Владимир Кара-Мурза: Бывший депутат Государственной думы Константин Боровой, председатель Партии экономической свободы, также не склонен к оптимизму.

Константин Боровой: Ситуация довольно сложная, совершенно очевидно, что российское правительство не было готово к кризису. И самое страшное – это обязательства, льготы, которые успели создать за вот этот период благополучия, что сделало трудным выживание экономики России при цене на нефть ниже 65 долларов за баррель. Очень может быть, что уже в августе мы столкнемся с ценой на нефть 40-50 долларов за баррель. К этому экономика России, конечно, не готова - это приведет к социальным потрясениям.

Владимир Кара-Мурза: Слушаем вопрос москвича Ивана.

Слушатель:
Добрый вечер. Вы знаете, можно говорить о мировом кризисе экономическом, но у нас в России свой кризис рукотворный. То есть совершенно очевидно, что кризис был совершенно неизбежен, можно было только говорить о том, когда он произойдет. Дело в том, что количество нефти в недрах исчерпаемое, к сожалению, вполне ограничено и поэтому, если бы не было мирового кризиса, что бы мы стали делать, когда нефть стала бы кончаться. И совершенно никаких шагов не предпринимало, а что делать в этом случае, ничего не думали. Надо же создавать экономику, надо создавать промышленность, сельское хозяйство. При этом будут создаваться новые рабочие места. Все это взаимосвязано все это очень сложный процесс, этим надо заниматься, должны быть специалисты. Но у нас что-то этого не наблюдается.

Владимир Кара-Мурза: Меняется ли структура российской экономики в условиях кризиса?

Павел Кудюкин: Как бы у нас вообще постепенно структура экономики меняется. И проблема не столько в том, что нужно развивать промышленность и сельское хозяйство. Это объективный процесс, что чем развитее страна, тем меньший процент населения в ней занят в первичном и вторичном секторах, говоря экономическим сленгом. То есть секторах, связанных с сельским хозяйством, с добычей полезных ископаемых и с обрабатывающей промышленностью. Все больший удельный вес занятых находится в третичном секторе, то есть в секторе услуг разнообразных. И с этой точки зрения само по себе сокращение занятости в промышленности и в сельском хозяйстве не является катастрофой, если взамен создаются современные рабочие места, как в современных передовых инновационных отраслях. Наше руководство много говорит о необходимости, тут с ним нельзя не согласиться, ухода экономики, ориентированной на сырье, зависимость от трубы, к постепенному строительству инновационной экономики, экономики знаний и так далее. Но в реальности, к сожалению, это все не выливается в сколько-нибудь эффективную экономическую политику, которая действительно давала бы такие результаты.

• [Фрагменты данных]:
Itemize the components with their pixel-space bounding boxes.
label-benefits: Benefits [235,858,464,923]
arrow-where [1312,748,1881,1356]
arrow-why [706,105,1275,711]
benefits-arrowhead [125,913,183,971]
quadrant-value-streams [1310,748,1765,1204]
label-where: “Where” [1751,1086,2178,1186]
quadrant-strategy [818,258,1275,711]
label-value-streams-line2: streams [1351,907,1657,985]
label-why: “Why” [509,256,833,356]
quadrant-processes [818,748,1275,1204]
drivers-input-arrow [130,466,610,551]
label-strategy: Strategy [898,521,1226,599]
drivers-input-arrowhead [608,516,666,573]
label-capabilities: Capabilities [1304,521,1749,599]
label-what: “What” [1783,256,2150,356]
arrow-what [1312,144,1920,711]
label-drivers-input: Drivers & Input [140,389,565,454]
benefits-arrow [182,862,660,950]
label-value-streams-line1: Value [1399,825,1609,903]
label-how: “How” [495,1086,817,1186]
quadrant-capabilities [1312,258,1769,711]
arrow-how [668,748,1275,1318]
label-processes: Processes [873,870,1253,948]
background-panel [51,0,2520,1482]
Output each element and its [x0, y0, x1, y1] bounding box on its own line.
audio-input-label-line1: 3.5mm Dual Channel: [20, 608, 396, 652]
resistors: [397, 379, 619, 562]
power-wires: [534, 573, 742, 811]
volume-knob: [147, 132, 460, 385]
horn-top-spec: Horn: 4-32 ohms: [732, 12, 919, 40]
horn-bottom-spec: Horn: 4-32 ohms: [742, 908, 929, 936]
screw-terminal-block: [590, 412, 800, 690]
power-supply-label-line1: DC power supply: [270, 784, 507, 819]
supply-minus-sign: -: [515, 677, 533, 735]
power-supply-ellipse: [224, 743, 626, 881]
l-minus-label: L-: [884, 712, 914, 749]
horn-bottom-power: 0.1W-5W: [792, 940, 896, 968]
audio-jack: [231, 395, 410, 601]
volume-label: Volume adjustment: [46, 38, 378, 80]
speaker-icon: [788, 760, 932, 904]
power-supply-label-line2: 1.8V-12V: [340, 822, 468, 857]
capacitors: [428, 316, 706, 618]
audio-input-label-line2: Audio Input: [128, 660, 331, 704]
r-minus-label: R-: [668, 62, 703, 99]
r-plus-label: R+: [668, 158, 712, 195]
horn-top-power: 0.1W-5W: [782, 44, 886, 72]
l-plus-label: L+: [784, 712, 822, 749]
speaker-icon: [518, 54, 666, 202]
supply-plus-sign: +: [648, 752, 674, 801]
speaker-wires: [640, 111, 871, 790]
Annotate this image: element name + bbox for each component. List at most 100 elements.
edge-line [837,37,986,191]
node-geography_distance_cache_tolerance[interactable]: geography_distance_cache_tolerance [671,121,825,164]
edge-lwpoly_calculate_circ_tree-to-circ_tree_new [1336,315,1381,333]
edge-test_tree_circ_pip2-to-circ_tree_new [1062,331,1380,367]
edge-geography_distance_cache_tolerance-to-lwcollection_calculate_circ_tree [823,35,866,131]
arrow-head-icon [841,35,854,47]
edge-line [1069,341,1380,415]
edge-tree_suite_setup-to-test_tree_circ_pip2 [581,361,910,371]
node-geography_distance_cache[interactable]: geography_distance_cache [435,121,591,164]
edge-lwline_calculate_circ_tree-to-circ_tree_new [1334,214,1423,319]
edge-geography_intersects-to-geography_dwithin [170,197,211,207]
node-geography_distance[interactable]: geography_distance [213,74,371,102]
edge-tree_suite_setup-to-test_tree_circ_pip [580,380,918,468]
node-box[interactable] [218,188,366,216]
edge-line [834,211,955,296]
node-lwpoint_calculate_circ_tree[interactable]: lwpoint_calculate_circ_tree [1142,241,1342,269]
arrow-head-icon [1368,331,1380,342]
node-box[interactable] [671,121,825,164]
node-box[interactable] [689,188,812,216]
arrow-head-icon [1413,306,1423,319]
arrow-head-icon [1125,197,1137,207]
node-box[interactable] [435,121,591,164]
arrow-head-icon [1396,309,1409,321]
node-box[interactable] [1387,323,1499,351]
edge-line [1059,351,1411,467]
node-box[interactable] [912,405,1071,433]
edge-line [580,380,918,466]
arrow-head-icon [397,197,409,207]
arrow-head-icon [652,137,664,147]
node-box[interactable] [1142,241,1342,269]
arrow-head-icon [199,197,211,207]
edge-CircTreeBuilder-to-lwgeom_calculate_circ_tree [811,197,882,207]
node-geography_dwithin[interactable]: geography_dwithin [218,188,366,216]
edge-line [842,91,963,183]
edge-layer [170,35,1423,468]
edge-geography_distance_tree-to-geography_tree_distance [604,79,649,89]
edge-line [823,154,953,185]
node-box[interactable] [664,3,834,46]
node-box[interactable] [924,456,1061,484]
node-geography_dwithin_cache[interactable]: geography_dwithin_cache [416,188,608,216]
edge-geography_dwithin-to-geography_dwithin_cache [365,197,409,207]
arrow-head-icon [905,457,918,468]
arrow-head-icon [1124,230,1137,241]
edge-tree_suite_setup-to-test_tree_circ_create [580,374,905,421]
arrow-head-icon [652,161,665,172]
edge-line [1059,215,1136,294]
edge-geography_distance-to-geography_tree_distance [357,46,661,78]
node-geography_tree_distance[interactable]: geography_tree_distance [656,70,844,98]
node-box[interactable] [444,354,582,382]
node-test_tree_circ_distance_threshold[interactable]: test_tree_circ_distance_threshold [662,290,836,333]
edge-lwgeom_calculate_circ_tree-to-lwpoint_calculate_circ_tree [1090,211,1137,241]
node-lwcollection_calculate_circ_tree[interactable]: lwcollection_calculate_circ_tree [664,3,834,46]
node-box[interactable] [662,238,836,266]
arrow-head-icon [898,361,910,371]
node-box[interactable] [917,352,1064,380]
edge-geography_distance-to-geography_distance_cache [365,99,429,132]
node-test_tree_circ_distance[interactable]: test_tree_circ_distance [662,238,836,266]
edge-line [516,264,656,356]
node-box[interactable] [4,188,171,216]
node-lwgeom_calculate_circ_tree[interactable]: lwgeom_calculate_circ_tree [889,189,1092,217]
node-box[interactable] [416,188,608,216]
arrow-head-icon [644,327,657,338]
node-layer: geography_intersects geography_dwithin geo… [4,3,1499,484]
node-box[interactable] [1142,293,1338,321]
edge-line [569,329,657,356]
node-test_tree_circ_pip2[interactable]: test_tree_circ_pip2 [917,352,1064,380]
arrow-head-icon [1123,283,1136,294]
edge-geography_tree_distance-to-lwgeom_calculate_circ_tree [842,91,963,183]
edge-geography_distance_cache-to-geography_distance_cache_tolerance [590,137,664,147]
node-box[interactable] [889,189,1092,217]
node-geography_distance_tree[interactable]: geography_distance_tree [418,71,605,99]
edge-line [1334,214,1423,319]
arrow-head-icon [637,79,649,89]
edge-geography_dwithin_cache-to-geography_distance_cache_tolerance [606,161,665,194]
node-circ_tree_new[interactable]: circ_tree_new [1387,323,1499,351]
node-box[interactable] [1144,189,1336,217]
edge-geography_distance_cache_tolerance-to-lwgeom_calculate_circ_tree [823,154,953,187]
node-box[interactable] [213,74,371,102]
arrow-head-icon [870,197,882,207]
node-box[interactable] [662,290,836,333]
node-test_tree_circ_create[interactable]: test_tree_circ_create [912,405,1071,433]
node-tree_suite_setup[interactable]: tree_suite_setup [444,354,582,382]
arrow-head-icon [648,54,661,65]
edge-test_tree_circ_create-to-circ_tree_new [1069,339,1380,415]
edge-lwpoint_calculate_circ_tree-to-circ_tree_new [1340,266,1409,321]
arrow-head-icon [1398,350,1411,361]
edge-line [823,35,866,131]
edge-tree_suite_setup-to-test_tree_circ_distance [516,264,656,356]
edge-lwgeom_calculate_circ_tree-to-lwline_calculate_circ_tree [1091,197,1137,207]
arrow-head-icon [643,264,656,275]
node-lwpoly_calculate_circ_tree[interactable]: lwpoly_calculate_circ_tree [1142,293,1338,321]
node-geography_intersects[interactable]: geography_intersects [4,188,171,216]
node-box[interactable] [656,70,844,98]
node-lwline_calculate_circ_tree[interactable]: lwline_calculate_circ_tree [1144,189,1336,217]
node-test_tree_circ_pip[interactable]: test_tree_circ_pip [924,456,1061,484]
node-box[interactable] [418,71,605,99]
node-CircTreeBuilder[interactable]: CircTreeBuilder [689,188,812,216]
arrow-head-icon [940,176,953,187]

• [Что сделать]:
1. Ниже какой цены на нефть, по словам Константина Борового из текста о кризисе, экономике России трудно выжить?
2. Перепишите часть текста о кризисе, которая открывается словами «Владимир Кара-Мурза: Слушаем» и закрывается словами «этого не наблюдается.». В этой части переименуйте «москвича Ивана» в «слушателя из Москвы».
3. Напишите, что идет дальше в тексте о кризисе после его последней фразы.

• [Ответы]:
1. Ниже 65 долларов за баррель.

2.
Владимир Кара-Мурза: Слушаем вопрос слушателя из Москвы.

Слушатель:
Добрый вечер. Вы знаете, можно говорить о мировом кризисе экономическом, но у нас в России свой кризис рукотворный. То есть совершенно очевидно, что кризис был совершенно неизбежен, можно было только говорить о том, когда он произойдет. Дело в том, что количество нефти в недрах исчерпаемое, к сожалению, вполне ограничено и поэтому, если бы не было мирового кризиса, что бы мы стали делать, когда нефть стала бы кончаться. И совершенно никаких шагов не предпринимало, а что делать в этом случае, ничего не думали. Надо же создавать экономику, надо создавать промышленность, сельское хозяйство. При этом будут создаваться новые рабочие места. Все это взаимосвязано все это очень сложный процесс, этим надо заниматься, должны быть специалисты. Но у нас что-то этого не наблюдается.

3.
И в условиях кризиса, говорят, что у китайцев слово «кризис» состоит из двух иероглифов – опасность и возможность. Кризис - это всегда расчистка экономики от неэффективных элементов, нежизнеспособных элементов, оздоровление. Вопрос в том, где то дно, когда мы до него наконец дойдем и какой ценой дойдем, если начнется обратный процесс восстановления и сколько в нашей экономике должно отмереть, чтобы пошел процесс оздоровления. Ведь это не чисто экономический процесс - это социальный процесс, связанный с судьбами людей, которые заняты на неэффективных производствах, которые не отвечающие современным потребностям квалификации и так далее. Это гигантские проблемы, которые как раз не могут быть решены чисто стихийным способом, пресловутой невидимой рукой рынка. Это то, где требуется сознательная и хорошо продуманная и просчитанная политика государства. Действительно, поддержать тех людей, которые в этом процессе выпадают из производства, переучить, переориентировать на новые формы деятельности. А это очень часто натыкается на эффективные проблемы.
Люди по природе своей консервативны, они не слишком хотят менять, скажем, сферу занятости. Хотя наши 90 годы, которые мы частенько поминаем не самым добрым словом, показали, что на самом деле российское общество гораздо более гибкое, гораздо более приспособляемое к непривычной ситуации, чем о нем думали. Говорили, что, вот, мол, такой, сякой российский человек, плохо приспособленный. Да ничего подобного. Как раз показали, что замечательно умеем приспосабливаться, правда, частенько в архаичных формах.

Владимир Кара-Мурза: Экономист Михаил Бергер, преподаватель Высшей школы экономики, признает серьезность ситуации.

Михаил Бергер: Нет никаких сомнений, что ситуация в экономике серьезная и никаких фундаментальных изменений пока не происходит. И прогноз, который выдают по занятости российские ведомства по труду и Мировой банк, вызывают уважение, по крайней мере, надо отнестись к ним всерьез. Количество занятых будет сокращаться и количество безработных, соответственно, расти. Да, нагрузка на бюджет - и это тоже одна из причин расходов, конечно, придется надолго забыть о профиците бюджета. Так что оценки по занятости могут быть близки к реальной. А что касается профицита бюджета, может быть вместо избытка доходов, которые превышали бы расходы, которые были долгие годы, мы получим действительно профицит увесистый, с которым нелегко будет бороться.

Владимир Кара-Мурза: Слушаем вопрос из Тулы от радиослушателя Николая.

Слушатель: Добрый вечер. У меня вопрос к Павлу Кудюкину. За 8 лет халявных нефтедолларов правительство Путина постоянно рассказывало, что Россия поднимается с колен. За это время были накоплены определенные резервы валютные, зато на 80% изношен жилищный фонд страны, на 80% разрушены дороги, на 80% непригодна питьевая вода для питья, от сельского хозяйства осталось если, то 10%. Вот почему в России, откуда безработица. Вместо того, чтобы раздавать халявные нефтедоллары своим приближенным олигархам, почему их не пустить на строительство жилья, на строительство дорог, на подъем сельского хозяйства, на то, чтобы хотя бы россияне, занимая полмира, пили нормальную воду.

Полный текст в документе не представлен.